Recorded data
========================

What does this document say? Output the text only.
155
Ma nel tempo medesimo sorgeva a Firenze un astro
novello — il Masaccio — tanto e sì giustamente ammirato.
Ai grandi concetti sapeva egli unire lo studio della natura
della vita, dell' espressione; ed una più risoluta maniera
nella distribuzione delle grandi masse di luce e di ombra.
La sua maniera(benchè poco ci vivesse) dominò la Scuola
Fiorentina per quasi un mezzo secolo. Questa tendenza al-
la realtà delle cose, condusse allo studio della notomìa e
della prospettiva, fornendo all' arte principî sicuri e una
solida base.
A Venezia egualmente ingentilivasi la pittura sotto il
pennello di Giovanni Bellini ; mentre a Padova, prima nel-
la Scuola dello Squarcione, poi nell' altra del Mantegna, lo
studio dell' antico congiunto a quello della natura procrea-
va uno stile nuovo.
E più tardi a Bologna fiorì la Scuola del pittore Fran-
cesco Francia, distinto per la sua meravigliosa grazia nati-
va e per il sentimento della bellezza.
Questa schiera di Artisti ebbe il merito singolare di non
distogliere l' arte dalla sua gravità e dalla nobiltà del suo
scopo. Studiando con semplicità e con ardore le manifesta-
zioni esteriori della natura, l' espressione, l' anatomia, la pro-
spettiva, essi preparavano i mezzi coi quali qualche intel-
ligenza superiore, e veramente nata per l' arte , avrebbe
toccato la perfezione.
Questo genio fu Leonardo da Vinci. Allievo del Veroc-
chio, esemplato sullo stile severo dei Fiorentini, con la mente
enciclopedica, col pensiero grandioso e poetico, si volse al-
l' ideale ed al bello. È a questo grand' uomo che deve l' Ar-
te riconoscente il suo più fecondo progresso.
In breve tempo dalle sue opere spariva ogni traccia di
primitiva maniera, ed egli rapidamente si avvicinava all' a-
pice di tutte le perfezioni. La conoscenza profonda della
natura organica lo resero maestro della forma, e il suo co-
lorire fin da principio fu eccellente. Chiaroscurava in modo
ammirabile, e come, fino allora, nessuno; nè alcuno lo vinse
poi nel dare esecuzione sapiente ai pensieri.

========================

→ **Stated exercise**
Everything in the listing above should be restated exactly.

→ **Exercise response**
What does this document say? Output the text only.
155
Ma nel tempo medesimo sorgeva a Firenze un astro
novello — il Masaccio — tanto e sì giustamente ammirato.
Ai grandi concetti sapeva egli unire lo studio della natura
della vita, dell' espressione; ed una più risoluta maniera
nella distribuzione delle grandi masse di luce e di ombra.
La sua maniera(benchè poco ci vivesse) dominò la Scuola
Fiorentina per quasi un mezzo secolo. Questa tendenza al-
la realtà delle cose, condusse allo studio della notomìa e
della prospettiva, fornendo all' arte principî sicuri e una
solida base.
A Venezia egualmente ingentilivasi la pittura sotto il
pennello di Giovanni Bellini ; mentre a Padova, prima nel-
la Scuola dello Squarcione, poi nell' altra del Mantegna, lo
studio dell' antico congiunto a quello della natura procrea-
va uno stile nuovo.
E più tardi a Bologna fiorì la Scuola del pittore Fran-
cesco Francia, distinto per la sua meravigliosa grazia nati-
va e per il sentimento della bellezza.
Questa schiera di Artisti ebbe il merito singolare di non
distogliere l' arte dalla sua gravità e dalla nobiltà del suo
scopo. Studiando con semplicità e con ardore le manifesta-
zioni esteriori della natura, l' espressione, l' anatomia, la pro-
spettiva, essi preparavano i mezzi coi quali qualche intel-
ligenza superiore, e veramente nata per l' arte , avrebbe
toccato la perfezione.
Questo genio fu Leonardo da Vinci. Allievo del Veroc-
chio, esemplato sullo stile severo dei Fiorentini, con la mente
enciclopedica, col pensiero grandioso e poetico, si volse al-
l' ideale ed al bello. È a questo grand' uomo che deve l' Ar-
te riconoscente il suo più fecondo progresso.
In breve tempo dalle sue opere spariva ogni traccia di
primitiva maniera, ed egli rapidamente si avvicinava all' a-
pice di tutte le perfezioni. La conoscenza profonda della
natura organica lo resero maestro della forma, e il suo co-
lorire fin da principio fu eccellente. Chiaroscurava in modo
ammirabile, e come, fino allora, nessuno; nè alcuno lo vinse
poi nel dare esecuzione sapiente ai pensieri.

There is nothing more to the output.